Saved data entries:
## BEGIN
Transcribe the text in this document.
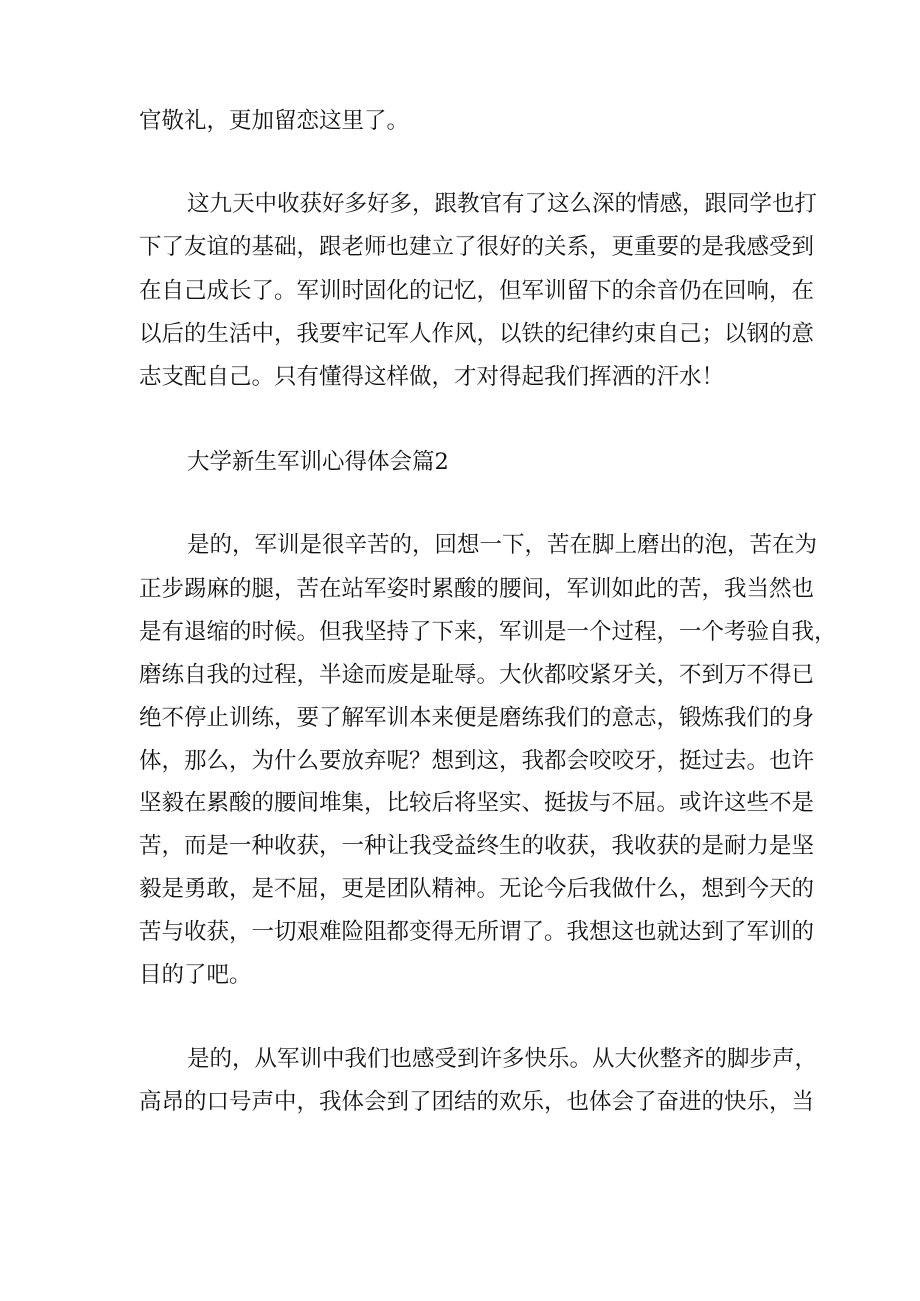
官敬礼，更加留恋这里了。
这九天中收获好多好多，跟教官有了这么深的情感，跟同学也打
下了友谊的基础，跟老师也建立了很好的关系，更重要的是我感受到
在自己成长了。军训时固化的记忆，但军训留下的余音仍在回响，在
以后的生活中，我要牢记军人作风，以铁的纪律约束自己；以钢的意
志支配自己。只有懂得这样做，才对得起我们挥洒的汗水！
大学新生军训心得体会篇2
是的，军训是很辛苦的，回想一下，苦在脚上磨出的泡，苦在为
正步踢麻的腿，苦在站军姿时累酸的腰间，军训如此的苦，我当然也
是有退缩的时候。但我坚持了下来，军训是一个过程，一个考验自我，
磨练自我的过程，半途而废是耻辱。大伙都咬紧牙关，不到万不得已
绝不停止训练，要了解军训本来便是磨练我们的意志，锻炼我们的身
体，那么，为什么要放弃呢？想到这，我都会咬咬牙，挺过去。也许
坚毅在累酸的腰间堆集，比较后将坚实、挺拔与不屈。或许这些不是
苦，而是一种收获，一种让我受益终生的收获，我收获的是耐力是坚
毅是勇敢，是不屈，更是团队精神。无论今后我做什么，想到今天的
苦与收获，一切艰难险阻都变得无所谓了。我想这也就达到了军训的
目的了吧。
是的，从军训中我们也感受到许多快乐。从大伙整齐的脚步声，
高昂的口号声中，我体会到了团结的欢乐，也体会了奋进的快乐，当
## END
Pictures stay out; reproduce every line of the records exactly.

Transcribe the text in this document.
官敬礼，更加留恋这里了。
这九天中收获好多好多，跟教官有了这么深的情感，跟同学也打
下了友谊的基础，跟老师也建立了很好的关系，更重要的是我感受到
在自己成长了。军训时固化的记忆，但军训留下的余音仍在回响，在
以后的生活中，我要牢记军人作风，以铁的纪律约束自己；以钢的意
志支配自己。只有懂得这样做，才对得起我们挥洒的汗水！
大学新生军训心得体会篇2
是的，军训是很辛苦的，回想一下，苦在脚上磨出的泡，苦在为
正步踢麻的腿，苦在站军姿时累酸的腰间，军训如此的苦，我当然也
是有退缩的时候。但我坚持了下来，军训是一个过程，一个考验自我，
磨练自我的过程，半途而废是耻辱。大伙都咬紧牙关，不到万不得已
绝不停止训练，要了解军训本来便是磨练我们的意志，锻炼我们的身
体，那么，为什么要放弃呢？想到这，我都会咬咬牙，挺过去。也许
坚毅在累酸的腰间堆集，比较后将坚实、挺拔与不屈。或许这些不是
苦，而是一种收获，一种让我受益终生的收获，我收获的是耐力是坚
毅是勇敢，是不屈，更是团队精神。无论今后我做什么，想到今天的
苦与收获，一切艰难险阻都变得无所谓了。我想这也就达到了军训的
目的了吧。
是的，从军训中我们也感受到许多快乐。从大伙整齐的脚步声，
高昂的口号声中，我体会到了团结的欢乐，也体会了奋进的快乐，当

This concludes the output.